▶ _REQUIREMENTS_: Identify all lines in the data containing the string "true". Copy them out.

↓

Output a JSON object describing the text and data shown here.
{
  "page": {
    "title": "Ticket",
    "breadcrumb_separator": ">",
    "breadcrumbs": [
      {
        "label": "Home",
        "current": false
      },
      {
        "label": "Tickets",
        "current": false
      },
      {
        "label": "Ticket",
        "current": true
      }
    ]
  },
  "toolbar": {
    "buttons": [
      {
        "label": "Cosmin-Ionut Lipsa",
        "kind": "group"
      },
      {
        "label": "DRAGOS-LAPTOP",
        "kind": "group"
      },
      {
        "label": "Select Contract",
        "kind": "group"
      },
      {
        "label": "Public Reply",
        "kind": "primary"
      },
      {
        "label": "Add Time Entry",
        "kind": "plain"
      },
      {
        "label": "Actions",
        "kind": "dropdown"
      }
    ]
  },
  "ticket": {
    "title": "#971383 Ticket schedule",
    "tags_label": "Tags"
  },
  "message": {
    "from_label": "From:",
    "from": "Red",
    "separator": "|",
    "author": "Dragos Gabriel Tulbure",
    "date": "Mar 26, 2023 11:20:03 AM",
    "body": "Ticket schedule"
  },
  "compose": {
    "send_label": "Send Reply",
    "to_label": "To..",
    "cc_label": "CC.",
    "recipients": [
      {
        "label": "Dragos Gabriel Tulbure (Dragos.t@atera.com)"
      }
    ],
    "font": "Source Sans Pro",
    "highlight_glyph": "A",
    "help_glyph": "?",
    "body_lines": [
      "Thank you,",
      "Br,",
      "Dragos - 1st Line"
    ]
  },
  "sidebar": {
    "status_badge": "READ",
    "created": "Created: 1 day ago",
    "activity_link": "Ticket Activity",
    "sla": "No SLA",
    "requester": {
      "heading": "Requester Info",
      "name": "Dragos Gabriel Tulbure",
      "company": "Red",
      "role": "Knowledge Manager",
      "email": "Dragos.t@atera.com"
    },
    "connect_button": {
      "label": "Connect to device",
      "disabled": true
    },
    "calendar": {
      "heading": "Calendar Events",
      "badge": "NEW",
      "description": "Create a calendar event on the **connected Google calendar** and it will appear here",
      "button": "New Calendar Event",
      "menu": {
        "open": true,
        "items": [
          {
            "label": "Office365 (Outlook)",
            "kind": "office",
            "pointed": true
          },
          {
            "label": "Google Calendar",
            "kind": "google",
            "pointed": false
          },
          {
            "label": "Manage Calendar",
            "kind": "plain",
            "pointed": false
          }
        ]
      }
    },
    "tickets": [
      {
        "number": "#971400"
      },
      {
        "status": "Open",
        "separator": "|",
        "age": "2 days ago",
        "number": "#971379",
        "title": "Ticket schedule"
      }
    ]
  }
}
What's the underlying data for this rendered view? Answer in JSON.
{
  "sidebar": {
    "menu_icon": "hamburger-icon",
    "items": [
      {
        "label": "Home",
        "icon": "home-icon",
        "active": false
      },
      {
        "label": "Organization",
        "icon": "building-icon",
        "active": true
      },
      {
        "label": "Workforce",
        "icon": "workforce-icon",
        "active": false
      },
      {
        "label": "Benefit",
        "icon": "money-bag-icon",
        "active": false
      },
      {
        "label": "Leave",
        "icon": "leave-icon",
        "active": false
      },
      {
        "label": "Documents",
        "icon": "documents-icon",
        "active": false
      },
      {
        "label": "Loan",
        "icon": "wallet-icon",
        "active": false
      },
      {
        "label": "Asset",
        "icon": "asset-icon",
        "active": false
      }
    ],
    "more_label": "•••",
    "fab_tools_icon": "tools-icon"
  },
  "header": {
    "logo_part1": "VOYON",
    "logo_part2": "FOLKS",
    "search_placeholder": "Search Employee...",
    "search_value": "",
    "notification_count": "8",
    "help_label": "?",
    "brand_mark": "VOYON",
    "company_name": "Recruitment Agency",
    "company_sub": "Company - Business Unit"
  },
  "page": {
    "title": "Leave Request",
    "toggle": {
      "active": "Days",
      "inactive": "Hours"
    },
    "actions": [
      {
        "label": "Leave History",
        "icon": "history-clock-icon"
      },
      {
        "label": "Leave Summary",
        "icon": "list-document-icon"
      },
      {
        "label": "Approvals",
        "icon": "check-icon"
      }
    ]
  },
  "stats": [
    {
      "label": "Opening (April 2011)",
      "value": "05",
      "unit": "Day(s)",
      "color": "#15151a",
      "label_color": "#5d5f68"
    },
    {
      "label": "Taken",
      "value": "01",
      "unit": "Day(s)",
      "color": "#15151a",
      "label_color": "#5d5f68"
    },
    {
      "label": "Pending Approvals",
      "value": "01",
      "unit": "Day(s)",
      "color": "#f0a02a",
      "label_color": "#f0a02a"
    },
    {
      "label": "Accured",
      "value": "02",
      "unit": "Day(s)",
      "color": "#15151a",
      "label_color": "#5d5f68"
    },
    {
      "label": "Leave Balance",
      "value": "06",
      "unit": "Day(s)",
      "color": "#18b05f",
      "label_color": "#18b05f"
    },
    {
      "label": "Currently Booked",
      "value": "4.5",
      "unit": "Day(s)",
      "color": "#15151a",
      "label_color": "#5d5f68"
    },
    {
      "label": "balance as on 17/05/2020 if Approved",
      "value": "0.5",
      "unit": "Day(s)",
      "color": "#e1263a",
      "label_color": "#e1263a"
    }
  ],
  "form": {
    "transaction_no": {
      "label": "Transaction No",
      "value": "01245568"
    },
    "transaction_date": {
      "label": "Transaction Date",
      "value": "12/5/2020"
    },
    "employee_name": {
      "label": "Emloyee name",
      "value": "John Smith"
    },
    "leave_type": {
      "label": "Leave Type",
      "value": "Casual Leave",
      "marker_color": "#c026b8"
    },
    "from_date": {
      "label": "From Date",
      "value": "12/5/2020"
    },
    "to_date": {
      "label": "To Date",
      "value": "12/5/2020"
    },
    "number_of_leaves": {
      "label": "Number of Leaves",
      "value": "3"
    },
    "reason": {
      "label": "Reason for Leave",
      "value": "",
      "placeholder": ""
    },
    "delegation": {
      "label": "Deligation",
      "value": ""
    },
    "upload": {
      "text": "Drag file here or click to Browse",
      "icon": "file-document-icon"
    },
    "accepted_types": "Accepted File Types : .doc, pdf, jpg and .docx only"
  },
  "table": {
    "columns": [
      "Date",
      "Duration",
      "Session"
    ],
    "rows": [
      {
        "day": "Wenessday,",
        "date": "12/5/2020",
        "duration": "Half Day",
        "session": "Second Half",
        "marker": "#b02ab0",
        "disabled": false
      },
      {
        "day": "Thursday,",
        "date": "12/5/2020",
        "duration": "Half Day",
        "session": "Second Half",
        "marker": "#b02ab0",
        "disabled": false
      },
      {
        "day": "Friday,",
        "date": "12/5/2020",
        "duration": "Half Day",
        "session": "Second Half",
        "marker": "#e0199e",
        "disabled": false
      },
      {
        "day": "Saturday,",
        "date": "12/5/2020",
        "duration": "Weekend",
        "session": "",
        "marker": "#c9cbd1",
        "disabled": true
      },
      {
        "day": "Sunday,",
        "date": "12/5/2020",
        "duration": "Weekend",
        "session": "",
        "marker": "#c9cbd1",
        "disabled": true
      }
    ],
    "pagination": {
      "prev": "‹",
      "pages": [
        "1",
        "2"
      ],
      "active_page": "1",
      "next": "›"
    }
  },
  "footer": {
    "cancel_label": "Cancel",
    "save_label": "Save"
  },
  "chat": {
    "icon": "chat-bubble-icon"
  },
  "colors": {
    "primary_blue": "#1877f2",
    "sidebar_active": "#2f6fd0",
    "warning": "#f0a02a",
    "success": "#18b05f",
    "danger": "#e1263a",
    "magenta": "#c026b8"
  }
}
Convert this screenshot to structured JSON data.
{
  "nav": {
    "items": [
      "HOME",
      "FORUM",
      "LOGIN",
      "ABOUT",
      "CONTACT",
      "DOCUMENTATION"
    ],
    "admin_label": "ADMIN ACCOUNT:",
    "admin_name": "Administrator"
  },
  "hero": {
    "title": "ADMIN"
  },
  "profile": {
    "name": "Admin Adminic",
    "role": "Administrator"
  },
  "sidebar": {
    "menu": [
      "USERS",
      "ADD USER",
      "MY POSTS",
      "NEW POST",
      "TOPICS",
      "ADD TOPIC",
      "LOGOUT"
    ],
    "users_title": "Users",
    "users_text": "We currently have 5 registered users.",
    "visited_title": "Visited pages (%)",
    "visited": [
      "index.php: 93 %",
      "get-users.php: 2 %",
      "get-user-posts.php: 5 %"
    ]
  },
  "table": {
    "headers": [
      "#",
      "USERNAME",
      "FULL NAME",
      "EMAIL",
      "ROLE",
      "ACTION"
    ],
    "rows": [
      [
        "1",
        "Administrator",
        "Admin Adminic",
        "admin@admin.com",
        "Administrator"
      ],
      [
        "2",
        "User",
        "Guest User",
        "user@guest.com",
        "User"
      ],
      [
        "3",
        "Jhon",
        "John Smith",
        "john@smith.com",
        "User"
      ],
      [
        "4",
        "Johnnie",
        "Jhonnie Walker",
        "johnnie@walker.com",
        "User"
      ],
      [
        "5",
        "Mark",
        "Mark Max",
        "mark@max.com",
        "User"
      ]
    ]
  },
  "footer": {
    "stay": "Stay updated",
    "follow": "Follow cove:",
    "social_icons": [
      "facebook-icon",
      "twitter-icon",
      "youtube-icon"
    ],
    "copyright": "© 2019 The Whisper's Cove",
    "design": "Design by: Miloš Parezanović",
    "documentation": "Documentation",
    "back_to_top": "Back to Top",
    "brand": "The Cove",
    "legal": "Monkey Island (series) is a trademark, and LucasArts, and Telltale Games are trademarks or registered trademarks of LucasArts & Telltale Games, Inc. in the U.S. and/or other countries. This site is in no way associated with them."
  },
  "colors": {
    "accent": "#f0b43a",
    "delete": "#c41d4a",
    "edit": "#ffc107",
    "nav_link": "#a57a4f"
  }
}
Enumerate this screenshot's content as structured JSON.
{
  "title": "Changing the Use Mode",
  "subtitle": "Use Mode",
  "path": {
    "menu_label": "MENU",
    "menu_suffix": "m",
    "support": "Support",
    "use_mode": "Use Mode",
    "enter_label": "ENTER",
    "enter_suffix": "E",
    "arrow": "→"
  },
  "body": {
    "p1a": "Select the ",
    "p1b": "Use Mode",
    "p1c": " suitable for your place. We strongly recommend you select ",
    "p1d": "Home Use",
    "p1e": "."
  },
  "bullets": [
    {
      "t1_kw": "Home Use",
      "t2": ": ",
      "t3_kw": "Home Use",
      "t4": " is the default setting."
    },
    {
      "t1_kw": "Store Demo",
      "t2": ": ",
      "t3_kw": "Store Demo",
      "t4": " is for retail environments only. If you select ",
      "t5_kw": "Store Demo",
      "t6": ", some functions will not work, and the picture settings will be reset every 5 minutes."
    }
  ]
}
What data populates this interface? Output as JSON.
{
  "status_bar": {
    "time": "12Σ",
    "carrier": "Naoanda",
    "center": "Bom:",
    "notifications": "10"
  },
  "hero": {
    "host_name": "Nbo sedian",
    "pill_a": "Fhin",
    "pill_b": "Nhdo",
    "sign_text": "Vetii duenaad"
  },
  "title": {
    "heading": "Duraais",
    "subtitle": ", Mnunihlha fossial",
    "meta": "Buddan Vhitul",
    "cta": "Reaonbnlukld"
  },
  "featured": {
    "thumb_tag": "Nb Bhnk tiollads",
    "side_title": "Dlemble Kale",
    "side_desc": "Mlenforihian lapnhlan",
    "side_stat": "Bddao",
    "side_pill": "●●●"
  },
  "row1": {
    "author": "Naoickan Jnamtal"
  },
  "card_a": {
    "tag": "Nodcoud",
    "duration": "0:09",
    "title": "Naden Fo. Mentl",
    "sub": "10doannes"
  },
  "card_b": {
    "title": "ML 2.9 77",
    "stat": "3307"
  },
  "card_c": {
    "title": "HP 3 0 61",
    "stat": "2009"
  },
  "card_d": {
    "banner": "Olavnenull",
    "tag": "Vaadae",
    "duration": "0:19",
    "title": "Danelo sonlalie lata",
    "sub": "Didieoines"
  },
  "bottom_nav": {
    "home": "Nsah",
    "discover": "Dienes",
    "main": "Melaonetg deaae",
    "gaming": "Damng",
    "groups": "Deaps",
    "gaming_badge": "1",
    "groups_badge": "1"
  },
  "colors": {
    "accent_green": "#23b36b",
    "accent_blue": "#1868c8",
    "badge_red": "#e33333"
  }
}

↑

▶ _ANSWER TO THIS EXERCISE_:
        "current": true
      "disabled": true
        "open": true,
            "pointed": true
        "active": true
        "disabled": true
        "disabled": true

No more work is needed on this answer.